Search the data for the word "name". Reproduce every line where it is found.

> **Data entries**
>> BEGIN

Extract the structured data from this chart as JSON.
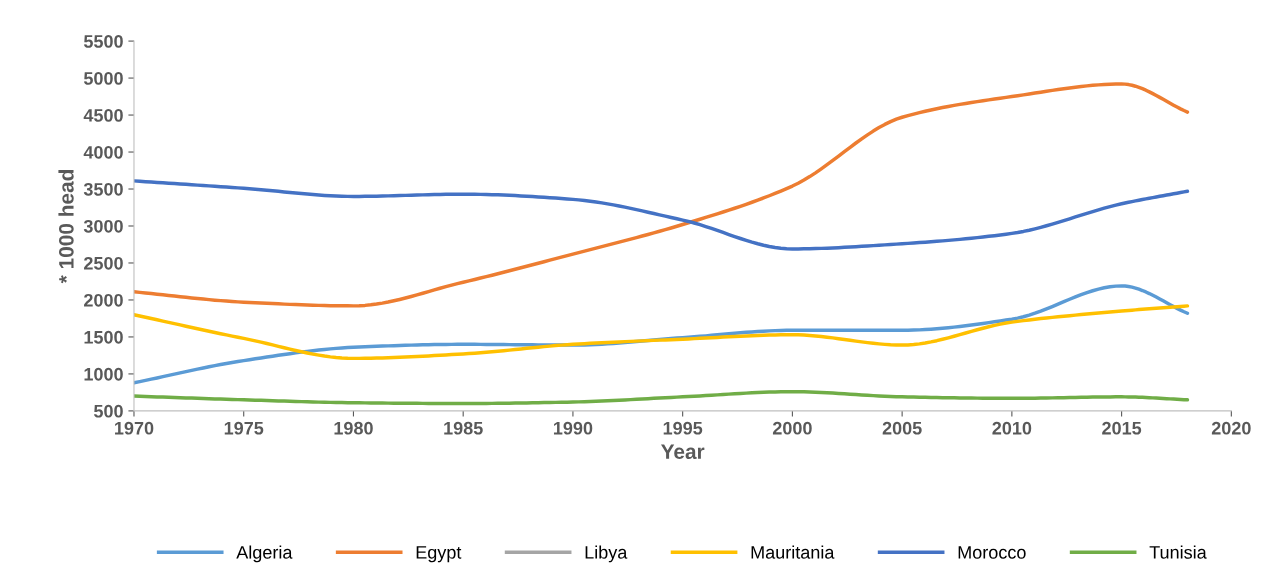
{
  "chart_data": {
    "type": "line",
    "xlabel": "Year",
    "ylabel": "* 1000 head",
    "x": [
      1970,
      1975,
      1980,
      1985,
      1990,
      1995,
      2000,
      2005,
      2010,
      2015,
      2018
    ],
    "xlim": [
      1970,
      2020
    ],
    "xticks": [
      1970,
      1975,
      1980,
      1985,
      1990,
      1995,
      2000,
      2005,
      2010,
      2015,
      2020
    ],
    "ylim": [
      500,
      5500
    ],
    "yticks": [
      500,
      1000,
      1500,
      2000,
      2500,
      3000,
      3500,
      4000,
      4500,
      5000,
      5500
    ],
    "grid": false,
    "legend": "bottom",
    "marker": "none",
    "line_style": "solid",
    "series": [
      {
        "name": "Algeria",
        "color": "#5b9bd5",
        "values": [
          880,
          1180,
          1360,
          1400,
          1390,
          1490,
          1590,
          1590,
          1740,
          2190,
          1820
        ]
      },
      {
        "name": "Egypt",
        "color": "#ed7d31",
        "values": [
          2110,
          1970,
          1920,
          2240,
          2620,
          3020,
          3540,
          4470,
          4750,
          4920,
          4540
        ]
      },
      {
        "name": "Libya",
        "color": "#a5a5a5",
        "values": [
          null,
          null,
          null,
          null,
          null,
          null,
          null,
          null,
          null,
          null,
          null
        ]
      },
      {
        "name": "Mauritania",
        "color": "#ffc000",
        "values": [
          1800,
          1480,
          1210,
          1270,
          1400,
          1470,
          1530,
          1390,
          1700,
          1850,
          1920
        ]
      },
      {
        "name": "Morocco",
        "color": "#4472c4",
        "values": [
          3610,
          3510,
          3400,
          3430,
          3360,
          3080,
          2690,
          2760,
          2900,
          3300,
          3470
        ]
      },
      {
        "name": "Tunisia",
        "color": "#70ad47",
        "values": [
          700,
          650,
          610,
          600,
          620,
          690,
          760,
          690,
          670,
          690,
          650
        ]
      }
    ]
  }
}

>> END

> **Result of this exercise**
        "name": "Algeria",
        "name": "Egypt",
        "name": "Libya",
        "name": "Mauritania",
        "name": "Morocco",
        "name": "Tunisia",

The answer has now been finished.